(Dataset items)
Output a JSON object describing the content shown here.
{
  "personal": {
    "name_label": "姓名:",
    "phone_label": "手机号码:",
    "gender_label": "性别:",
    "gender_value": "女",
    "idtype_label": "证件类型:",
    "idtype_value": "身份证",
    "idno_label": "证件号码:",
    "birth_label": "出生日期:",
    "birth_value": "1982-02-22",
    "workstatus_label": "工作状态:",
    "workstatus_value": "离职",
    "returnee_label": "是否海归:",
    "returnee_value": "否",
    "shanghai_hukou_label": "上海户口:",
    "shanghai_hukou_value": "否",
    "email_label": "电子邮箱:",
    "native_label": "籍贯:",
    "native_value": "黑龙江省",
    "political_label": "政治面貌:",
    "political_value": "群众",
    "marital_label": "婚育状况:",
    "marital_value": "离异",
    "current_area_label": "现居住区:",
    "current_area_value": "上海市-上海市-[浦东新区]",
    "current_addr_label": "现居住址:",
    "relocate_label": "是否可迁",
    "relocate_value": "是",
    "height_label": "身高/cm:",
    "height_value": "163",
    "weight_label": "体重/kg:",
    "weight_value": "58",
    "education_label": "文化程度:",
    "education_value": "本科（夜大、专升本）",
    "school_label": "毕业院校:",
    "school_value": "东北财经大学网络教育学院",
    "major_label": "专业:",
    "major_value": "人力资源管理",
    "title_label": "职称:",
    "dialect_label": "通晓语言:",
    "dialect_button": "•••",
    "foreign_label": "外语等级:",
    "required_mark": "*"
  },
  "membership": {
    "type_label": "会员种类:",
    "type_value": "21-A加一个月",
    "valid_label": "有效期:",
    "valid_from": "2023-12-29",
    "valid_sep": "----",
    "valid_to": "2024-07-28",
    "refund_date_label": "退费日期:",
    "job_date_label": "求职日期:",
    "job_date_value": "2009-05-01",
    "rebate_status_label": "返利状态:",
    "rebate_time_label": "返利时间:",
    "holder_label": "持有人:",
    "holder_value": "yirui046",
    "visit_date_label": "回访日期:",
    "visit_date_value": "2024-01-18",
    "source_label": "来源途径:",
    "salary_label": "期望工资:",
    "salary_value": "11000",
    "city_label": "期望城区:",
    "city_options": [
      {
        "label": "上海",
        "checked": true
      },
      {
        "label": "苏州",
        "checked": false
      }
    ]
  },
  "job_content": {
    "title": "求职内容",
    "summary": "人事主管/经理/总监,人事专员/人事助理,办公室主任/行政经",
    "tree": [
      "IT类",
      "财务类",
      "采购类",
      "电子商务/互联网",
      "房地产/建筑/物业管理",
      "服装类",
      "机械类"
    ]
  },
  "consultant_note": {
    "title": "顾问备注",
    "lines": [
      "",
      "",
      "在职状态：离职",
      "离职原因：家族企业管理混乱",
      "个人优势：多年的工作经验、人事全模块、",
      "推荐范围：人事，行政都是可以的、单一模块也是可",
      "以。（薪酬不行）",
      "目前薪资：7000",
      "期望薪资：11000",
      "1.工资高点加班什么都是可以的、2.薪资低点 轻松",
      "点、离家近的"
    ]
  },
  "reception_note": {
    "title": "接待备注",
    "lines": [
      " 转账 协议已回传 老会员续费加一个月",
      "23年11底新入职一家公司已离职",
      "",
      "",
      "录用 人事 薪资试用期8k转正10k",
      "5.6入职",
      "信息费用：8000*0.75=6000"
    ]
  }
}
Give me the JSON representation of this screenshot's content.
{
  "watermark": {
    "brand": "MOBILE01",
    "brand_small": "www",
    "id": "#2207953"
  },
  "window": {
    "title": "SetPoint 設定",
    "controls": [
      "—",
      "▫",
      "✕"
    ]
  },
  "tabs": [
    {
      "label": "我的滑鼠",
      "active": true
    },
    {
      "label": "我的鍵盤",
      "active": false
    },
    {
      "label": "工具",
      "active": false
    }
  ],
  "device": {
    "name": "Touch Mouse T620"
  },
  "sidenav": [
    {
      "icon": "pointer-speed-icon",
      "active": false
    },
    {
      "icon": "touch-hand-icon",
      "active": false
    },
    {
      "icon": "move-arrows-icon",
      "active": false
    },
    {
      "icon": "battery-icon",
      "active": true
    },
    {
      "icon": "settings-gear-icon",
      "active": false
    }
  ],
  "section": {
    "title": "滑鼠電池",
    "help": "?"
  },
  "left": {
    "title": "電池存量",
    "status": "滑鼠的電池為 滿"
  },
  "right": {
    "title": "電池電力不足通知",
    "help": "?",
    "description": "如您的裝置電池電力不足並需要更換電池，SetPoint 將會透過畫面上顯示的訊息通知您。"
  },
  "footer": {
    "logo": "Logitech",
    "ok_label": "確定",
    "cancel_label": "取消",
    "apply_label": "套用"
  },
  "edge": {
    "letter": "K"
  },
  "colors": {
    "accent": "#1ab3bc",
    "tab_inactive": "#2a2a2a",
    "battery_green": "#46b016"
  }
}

## WHAT NEEDS TO BE DONE
Reproduce every line above without error.

## SOLUTION TO THE EXERCISE
Output a JSON object describing the content shown here.
{
  "personal": {
    "name_label": "姓名:",
    "phone_label": "手机号码:",
    "gender_label": "性别:",
    "gender_value": "女",
    "idtype_label": "证件类型:",
    "idtype_value": "身份证",
    "idno_label": "证件号码:",
    "birth_label": "出生日期:",
    "birth_value": "1982-02-22",
    "workstatus_label": "工作状态:",
    "workstatus_value": "离职",
    "returnee_label": "是否海归:",
    "returnee_value": "否",
    "shanghai_hukou_label": "上海户口:",
    "shanghai_hukou_value": "否",
    "email_label": "电子邮箱:",
    "native_label": "籍贯:",
    "native_value": "黑龙江省",
    "political_label": "政治面貌:",
    "political_value": "群众",
    "marital_label": "婚育状况:",
    "marital_value": "离异",
    "current_area_label": "现居住区:",
    "current_area_value": "上海市-上海市-[浦东新区]",
    "current_addr_label": "现居住址:",
    "relocate_label": "是否可迁",
    "relocate_value": "是",
    "height_label": "身高/cm:",
    "height_value": "163",
    "weight_label": "体重/kg:",
    "weight_value": "58",
    "education_label": "文化程度:",
    "education_value": "本科（夜大、专升本）",
    "school_label": "毕业院校:",
    "school_value": "东北财经大学网络教育学院",
    "major_label": "专业:",
    "major_value": "人力资源管理",
    "title_label": "职称:",
    "dialect_label": "通晓语言:",
    "dialect_button": "•••",
    "foreign_label": "外语等级:",
    "required_mark": "*"
  },
  "membership": {
    "type_label": "会员种类:",
    "type_value": "21-A加一个月",
    "valid_label": "有效期:",
    "valid_from": "2023-12-29",
    "valid_sep": "----",
    "valid_to": "2024-07-28",
    "refund_date_label": "退费日期:",
    "job_date_label": "求职日期:",
    "job_date_value": "2009-05-01",
    "rebate_status_label": "返利状态:",
    "rebate_time_label": "返利时间:",
    "holder_label": "持有人:",
    "holder_value": "yirui046",
    "visit_date_label": "回访日期:",
    "visit_date_value": "2024-01-18",
    "source_label": "来源途径:",
    "salary_label": "期望工资:",
    "salary_value": "11000",
    "city_label": "期望城区:",
    "city_options": [
      {
        "label": "上海",
        "checked": true
      },
      {
        "label": "苏州",
        "checked": false
      }
    ]
  },
  "job_content": {
    "title": "求职内容",
    "summary": "人事主管/经理/总监,人事专员/人事助理,办公室主任/行政经",
    "tree": [
      "IT类",
      "财务类",
      "采购类",
      "电子商务/互联网",
      "房地产/建筑/物业管理",
      "服装类",
      "机械类"
    ]
  },
  "consultant_note": {
    "title": "顾问备注",
    "lines": [
      "",
      "",
      "在职状态：离职",
      "离职原因：家族企业管理混乱",
      "个人优势：多年的工作经验、人事全模块、",
      "推荐范围：人事，行政都是可以的、单一模块也是可",
      "以。（薪酬不行）",
      "目前薪资：7000",
      "期望薪资：11000",
      "1.工资高点加班什么都是可以的、2.薪资低点 轻松",
      "点、离家近的"
    ]
  },
  "reception_note": {
    "title": "接待备注",
    "lines": [
      " 转账 协议已回传 老会员续费加一个月",
      "23年11底新入职一家公司已离职",
      "",
      "",
      "录用 人事 薪资试用期8k转正10k",
      "5.6入职",
      "信息费用：8000*0.75=6000"
    ]
  }
}
Give me the JSON representation of this screenshot's content.
{
  "watermark": {
    "brand": "MOBILE01",
    "brand_small": "www",
    "id": "#2207953"
  },
  "window": {
    "title": "SetPoint 設定",
    "controls": [
      "—",
      "▫",
      "✕"
    ]
  },
  "tabs": [
    {
      "label": "我的滑鼠",
      "active": true
    },
    {
      "label": "我的鍵盤",
      "active": false
    },
    {
      "label": "工具",
      "active": false
    }
  ],
  "device": {
    "name": "Touch Mouse T620"
  },
  "sidenav": [
    {
      "icon": "pointer-speed-icon",
      "active": false
    },
    {
      "icon": "touch-hand-icon",
      "active": false
    },
    {
      "icon": "move-arrows-icon",
      "active": false
    },
    {
      "icon": "battery-icon",
      "active": true
    },
    {
      "icon": "settings-gear-icon",
      "active": false
    }
  ],
  "section": {
    "title": "滑鼠電池",
    "help": "?"
  },
  "left": {
    "title": "電池存量",
    "status": "滑鼠的電池為 滿"
  },
  "right": {
    "title": "電池電力不足通知",
    "help": "?",
    "description": "如您的裝置電池電力不足並需要更換電池，SetPoint 將會透過畫面上顯示的訊息通知您。"
  },
  "footer": {
    "logo": "Logitech",
    "ok_label": "確定",
    "cancel_label": "取消",
    "apply_label": "套用"
  },
  "edge": {
    "letter": "K"
  },
  "colors": {
    "accent": "#1ab3bc",
    "tab_inactive": "#2a2a2a",
    "battery_green": "#46b016"
  }
}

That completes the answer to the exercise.